----- Source material -----

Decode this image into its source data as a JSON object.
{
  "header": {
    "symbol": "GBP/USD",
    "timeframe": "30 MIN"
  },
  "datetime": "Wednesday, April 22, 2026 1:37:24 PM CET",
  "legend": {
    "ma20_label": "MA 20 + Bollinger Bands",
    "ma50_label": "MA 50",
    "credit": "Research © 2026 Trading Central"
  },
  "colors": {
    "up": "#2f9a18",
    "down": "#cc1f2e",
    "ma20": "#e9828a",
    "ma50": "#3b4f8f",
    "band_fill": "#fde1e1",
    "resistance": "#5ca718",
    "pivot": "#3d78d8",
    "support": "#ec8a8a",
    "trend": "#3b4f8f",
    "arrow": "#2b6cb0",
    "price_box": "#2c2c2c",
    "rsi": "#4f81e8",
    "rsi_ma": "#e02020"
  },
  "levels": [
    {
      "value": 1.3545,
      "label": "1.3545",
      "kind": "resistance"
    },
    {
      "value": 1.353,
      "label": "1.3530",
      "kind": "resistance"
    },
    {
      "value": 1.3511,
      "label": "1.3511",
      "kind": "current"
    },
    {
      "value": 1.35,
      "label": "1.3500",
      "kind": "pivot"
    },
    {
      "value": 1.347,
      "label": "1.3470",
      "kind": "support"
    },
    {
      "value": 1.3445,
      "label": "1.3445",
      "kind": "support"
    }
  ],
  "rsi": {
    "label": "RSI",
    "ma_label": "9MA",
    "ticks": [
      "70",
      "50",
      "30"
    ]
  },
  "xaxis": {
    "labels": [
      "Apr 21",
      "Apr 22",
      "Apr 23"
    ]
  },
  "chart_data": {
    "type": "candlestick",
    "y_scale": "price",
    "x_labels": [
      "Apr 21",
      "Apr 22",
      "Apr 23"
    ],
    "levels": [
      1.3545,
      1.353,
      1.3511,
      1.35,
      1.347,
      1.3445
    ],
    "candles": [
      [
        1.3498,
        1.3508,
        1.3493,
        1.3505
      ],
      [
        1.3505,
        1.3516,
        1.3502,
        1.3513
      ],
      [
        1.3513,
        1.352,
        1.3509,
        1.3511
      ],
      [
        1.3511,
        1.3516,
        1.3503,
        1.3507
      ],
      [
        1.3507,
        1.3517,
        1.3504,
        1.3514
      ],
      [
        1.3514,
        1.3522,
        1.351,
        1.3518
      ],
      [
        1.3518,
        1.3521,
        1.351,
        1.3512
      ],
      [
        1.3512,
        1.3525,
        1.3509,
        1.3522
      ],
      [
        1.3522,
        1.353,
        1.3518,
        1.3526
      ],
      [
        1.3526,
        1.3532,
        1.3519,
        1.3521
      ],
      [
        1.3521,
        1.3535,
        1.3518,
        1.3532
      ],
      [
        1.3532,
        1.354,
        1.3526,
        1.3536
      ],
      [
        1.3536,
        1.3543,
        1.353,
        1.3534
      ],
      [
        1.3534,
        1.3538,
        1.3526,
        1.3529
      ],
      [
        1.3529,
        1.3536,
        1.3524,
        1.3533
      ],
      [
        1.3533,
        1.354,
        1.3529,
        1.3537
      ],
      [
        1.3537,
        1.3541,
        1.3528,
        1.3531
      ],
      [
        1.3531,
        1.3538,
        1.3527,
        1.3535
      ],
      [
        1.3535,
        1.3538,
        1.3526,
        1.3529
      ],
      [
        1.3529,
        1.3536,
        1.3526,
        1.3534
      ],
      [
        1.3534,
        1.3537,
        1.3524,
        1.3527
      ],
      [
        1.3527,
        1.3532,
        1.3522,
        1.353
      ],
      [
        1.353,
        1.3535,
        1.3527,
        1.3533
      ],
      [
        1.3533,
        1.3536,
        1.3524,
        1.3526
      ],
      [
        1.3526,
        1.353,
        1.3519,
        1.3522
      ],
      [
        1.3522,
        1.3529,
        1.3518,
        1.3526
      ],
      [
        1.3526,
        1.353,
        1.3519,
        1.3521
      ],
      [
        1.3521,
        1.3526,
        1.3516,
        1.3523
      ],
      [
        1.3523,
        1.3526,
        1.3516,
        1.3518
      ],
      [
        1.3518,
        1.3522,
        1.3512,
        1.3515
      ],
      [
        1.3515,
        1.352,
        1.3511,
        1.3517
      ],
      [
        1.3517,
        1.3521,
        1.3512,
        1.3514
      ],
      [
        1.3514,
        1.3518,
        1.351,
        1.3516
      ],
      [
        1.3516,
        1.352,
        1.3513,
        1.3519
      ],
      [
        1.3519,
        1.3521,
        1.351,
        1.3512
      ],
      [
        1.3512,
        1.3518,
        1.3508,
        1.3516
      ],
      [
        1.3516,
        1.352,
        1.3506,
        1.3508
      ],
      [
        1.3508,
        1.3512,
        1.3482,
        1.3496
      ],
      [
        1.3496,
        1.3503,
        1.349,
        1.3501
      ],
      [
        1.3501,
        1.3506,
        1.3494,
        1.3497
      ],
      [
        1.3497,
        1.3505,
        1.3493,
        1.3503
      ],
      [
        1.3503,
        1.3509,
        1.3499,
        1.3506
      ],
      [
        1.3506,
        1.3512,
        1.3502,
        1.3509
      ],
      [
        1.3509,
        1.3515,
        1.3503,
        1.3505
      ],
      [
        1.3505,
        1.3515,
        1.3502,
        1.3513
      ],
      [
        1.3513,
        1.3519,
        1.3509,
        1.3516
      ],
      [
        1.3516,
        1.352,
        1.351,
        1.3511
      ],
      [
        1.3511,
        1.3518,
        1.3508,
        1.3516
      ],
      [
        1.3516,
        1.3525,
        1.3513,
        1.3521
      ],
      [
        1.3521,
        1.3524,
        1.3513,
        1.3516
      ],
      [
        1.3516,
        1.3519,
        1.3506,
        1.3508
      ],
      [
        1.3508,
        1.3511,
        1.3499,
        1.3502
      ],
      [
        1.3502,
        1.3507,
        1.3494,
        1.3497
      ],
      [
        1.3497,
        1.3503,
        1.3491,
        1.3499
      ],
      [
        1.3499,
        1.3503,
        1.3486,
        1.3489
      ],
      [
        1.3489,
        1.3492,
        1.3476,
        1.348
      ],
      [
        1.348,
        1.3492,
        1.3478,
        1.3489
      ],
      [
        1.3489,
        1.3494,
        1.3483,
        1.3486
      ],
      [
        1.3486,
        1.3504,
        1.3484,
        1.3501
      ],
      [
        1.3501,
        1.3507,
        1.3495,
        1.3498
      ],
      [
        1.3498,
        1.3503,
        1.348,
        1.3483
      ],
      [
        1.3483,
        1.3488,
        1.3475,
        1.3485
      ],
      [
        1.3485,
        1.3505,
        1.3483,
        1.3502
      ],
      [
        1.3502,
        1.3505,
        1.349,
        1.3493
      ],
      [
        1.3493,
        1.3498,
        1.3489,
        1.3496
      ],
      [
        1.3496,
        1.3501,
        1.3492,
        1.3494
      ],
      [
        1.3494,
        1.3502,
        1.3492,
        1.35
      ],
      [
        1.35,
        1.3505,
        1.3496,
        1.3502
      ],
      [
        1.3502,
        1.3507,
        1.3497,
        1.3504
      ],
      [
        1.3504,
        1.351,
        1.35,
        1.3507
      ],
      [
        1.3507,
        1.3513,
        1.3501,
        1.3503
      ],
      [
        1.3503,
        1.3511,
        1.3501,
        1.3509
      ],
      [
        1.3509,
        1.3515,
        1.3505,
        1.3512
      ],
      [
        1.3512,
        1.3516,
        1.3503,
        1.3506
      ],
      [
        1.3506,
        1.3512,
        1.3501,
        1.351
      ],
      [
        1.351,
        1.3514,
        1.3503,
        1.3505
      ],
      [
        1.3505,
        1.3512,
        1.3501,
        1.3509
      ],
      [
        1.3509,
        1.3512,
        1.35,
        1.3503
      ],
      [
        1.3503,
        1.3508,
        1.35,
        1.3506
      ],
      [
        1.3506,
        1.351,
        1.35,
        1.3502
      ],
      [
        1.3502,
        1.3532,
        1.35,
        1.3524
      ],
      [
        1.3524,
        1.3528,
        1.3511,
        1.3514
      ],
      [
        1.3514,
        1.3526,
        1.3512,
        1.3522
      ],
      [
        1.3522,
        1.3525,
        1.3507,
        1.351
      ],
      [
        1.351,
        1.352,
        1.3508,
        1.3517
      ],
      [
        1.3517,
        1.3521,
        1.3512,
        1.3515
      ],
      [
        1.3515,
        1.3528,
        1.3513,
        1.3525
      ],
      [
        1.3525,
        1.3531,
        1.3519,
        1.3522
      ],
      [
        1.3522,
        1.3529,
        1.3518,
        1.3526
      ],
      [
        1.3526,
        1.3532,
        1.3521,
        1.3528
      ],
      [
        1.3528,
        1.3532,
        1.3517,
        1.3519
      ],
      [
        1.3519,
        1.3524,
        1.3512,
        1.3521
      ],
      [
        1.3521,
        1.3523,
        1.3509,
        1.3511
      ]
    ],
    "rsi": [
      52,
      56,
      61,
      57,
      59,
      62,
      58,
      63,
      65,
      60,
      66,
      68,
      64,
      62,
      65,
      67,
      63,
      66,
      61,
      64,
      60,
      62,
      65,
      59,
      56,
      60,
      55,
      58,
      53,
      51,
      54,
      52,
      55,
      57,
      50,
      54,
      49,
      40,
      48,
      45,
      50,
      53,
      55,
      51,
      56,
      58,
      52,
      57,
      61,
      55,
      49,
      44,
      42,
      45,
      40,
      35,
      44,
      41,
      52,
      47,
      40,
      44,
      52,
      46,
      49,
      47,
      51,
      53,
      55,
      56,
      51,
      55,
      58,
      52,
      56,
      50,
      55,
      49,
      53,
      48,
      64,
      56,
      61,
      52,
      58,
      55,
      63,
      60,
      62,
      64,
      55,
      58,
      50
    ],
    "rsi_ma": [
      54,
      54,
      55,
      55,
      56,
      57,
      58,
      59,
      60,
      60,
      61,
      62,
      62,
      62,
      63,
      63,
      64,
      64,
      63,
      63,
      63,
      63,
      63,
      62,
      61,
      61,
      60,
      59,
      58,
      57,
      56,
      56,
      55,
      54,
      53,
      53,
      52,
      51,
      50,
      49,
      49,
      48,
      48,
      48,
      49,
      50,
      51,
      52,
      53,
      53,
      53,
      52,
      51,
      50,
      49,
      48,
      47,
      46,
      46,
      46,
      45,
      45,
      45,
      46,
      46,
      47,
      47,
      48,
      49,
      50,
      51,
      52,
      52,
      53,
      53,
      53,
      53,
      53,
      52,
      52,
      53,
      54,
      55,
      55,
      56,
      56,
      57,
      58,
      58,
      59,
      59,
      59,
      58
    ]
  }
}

-----

Description of the task:
In the material above, find each line that contains the word "value", and select it.

Task output:
      "value": 1.3545,
      "value": 1.353,
      "value": 1.3511,
      "value": 1.35,
      "value": 1.347,
      "value": 1.3445,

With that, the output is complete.